• Information shown

** Start **

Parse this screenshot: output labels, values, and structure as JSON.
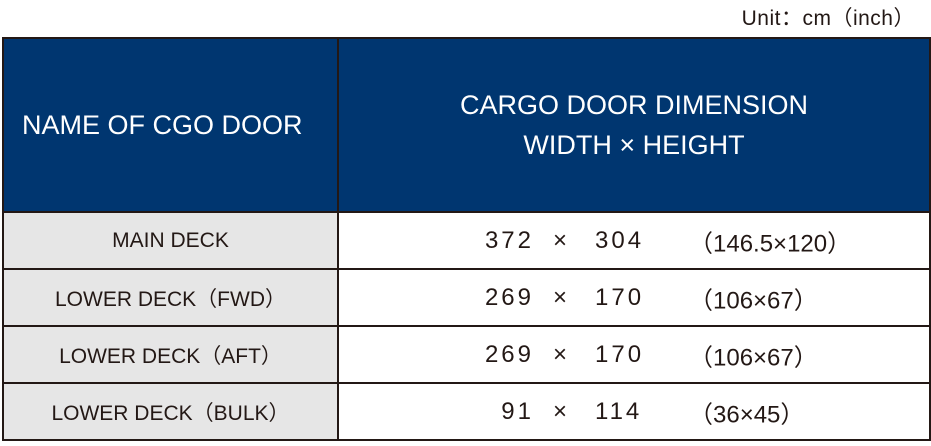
{
  "unit_note": "Unit：cm（inch）",
  "header": {
    "name_col": "NAME OF CGO DOOR",
    "dim_line1": "CARGO DOOR DIMENSION",
    "dim_line2": "WIDTH × HEIGHT"
  },
  "rows": [
    {
      "name": "MAIN DECK",
      "width": "372",
      "times": "×",
      "height": "304",
      "inch": "（146.5×120）"
    },
    {
      "name": "LOWER DECK（FWD）",
      "width": "269",
      "times": "×",
      "height": "170",
      "inch": "（106×67）"
    },
    {
      "name": "LOWER DECK（AFT）",
      "width": "269",
      "times": "×",
      "height": "170",
      "inch": "（106×67）"
    },
    {
      "name": "LOWER DECK（BULK）",
      "width": "91",
      "times": "×",
      "height": "114",
      "inch": "（36×45）"
    }
  ],
  "colors": {
    "header_bg": "#003670",
    "name_cell_bg": "#e6e6e6",
    "border": "#231815"
  }
}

** End **

• Directions for this task
From the records, copy every line that has the string "DOOR" in it.

• Response for this exercise
    "name_col": "NAME OF CGO DOOR",
    "dim_line1": "CARGO DOOR DIMENSION",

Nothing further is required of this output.